Dataset excerpts
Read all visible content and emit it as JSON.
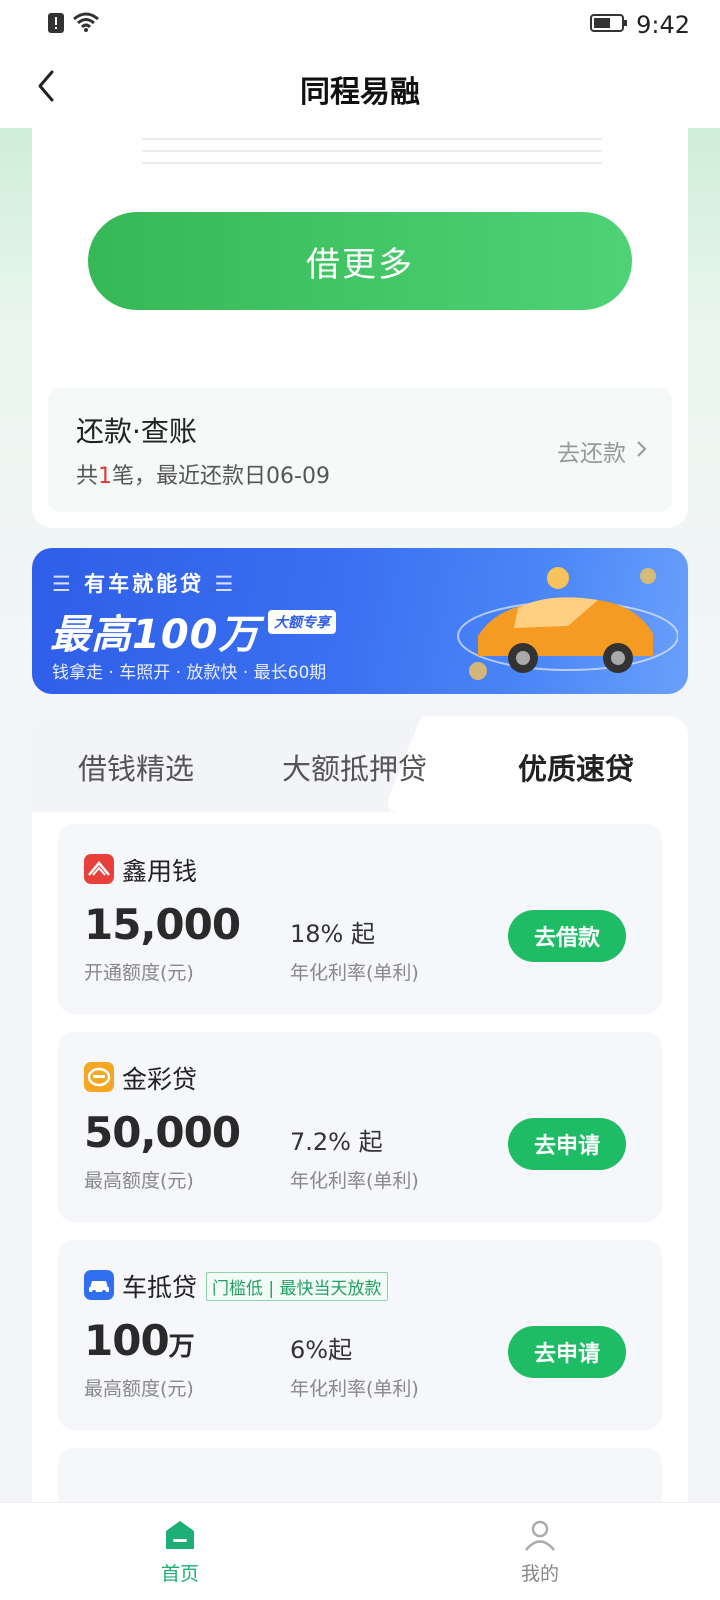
{
  "status_bar": {
    "time": "9:42"
  },
  "nav": {
    "title": "同程易融"
  },
  "hero": {
    "borrow_more_label": "借更多",
    "repay": {
      "title": "还款·查账",
      "sub_prefix": "共",
      "sub_count": "1",
      "sub_suffix": "笔，最近还款日06-09",
      "link_label": "去还款"
    }
  },
  "banner": {
    "kicker": "有车就能贷",
    "headline": "最高100万",
    "tag": "大额专享",
    "sub": "钱拿走 · 车照开 · 放款快 · 最长60期"
  },
  "tabs": [
    {
      "label": "借钱精选"
    },
    {
      "label": "大额抵押贷"
    },
    {
      "label": "优质速贷"
    }
  ],
  "products": [
    {
      "name": "鑫用钱",
      "amount": "15,000",
      "amount_label": "开通额度(元)",
      "rate": "18% 起",
      "rate_label": "年化利率(单利)",
      "button": "去借款",
      "icon_color": "#e8413c"
    },
    {
      "name": "金彩贷",
      "amount": "50,000",
      "amount_label": "最高额度(元)",
      "rate": "7.2% 起",
      "rate_label": "年化利率(单利)",
      "button": "去申请",
      "icon_color": "#f5a623"
    },
    {
      "name": "车抵贷",
      "tag": "门槛低 | 最快当天放款",
      "amount_num": "100",
      "amount_unit": "万",
      "amount_label": "最高额度(元)",
      "rate": "6%起",
      "rate_label": "年化利率(单利)",
      "button": "去申请",
      "icon_color": "#2f6ff0"
    }
  ],
  "tabbar": {
    "home": "首页",
    "mine": "我的"
  }
}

TASK DESCRIPTION
Reproduce the listing above exactly, excluding all pictures.

WRITTEN SOLUTION
Read all visible content and emit it as JSON.
{
  "status_bar": {
    "time": "9:42"
  },
  "nav": {
    "title": "同程易融"
  },
  "hero": {
    "borrow_more_label": "借更多",
    "repay": {
      "title": "还款·查账",
      "sub_prefix": "共",
      "sub_count": "1",
      "sub_suffix": "笔，最近还款日06-09",
      "link_label": "去还款"
    }
  },
  "banner": {
    "kicker": "有车就能贷",
    "headline": "最高100万",
    "tag": "大额专享",
    "sub": "钱拿走 · 车照开 · 放款快 · 最长60期"
  },
  "tabs": [
    {
      "label": "借钱精选"
    },
    {
      "label": "大额抵押贷"
    },
    {
      "label": "优质速贷"
    }
  ],
  "products": [
    {
      "name": "鑫用钱",
      "amount": "15,000",
      "amount_label": "开通额度(元)",
      "rate": "18% 起",
      "rate_label": "年化利率(单利)",
      "button": "去借款",
      "icon_color": "#e8413c"
    },
    {
      "name": "金彩贷",
      "amount": "50,000",
      "amount_label": "最高额度(元)",
      "rate": "7.2% 起",
      "rate_label": "年化利率(单利)",
      "button": "去申请",
      "icon_color": "#f5a623"
    },
    {
      "name": "车抵贷",
      "tag": "门槛低 | 最快当天放款",
      "amount_num": "100",
      "amount_unit": "万",
      "amount_label": "最高额度(元)",
      "rate": "6%起",
      "rate_label": "年化利率(单利)",
      "button": "去申请",
      "icon_color": "#2f6ff0"
    }
  ],
  "tabbar": {
    "home": "首页",
    "mine": "我的"
  }
}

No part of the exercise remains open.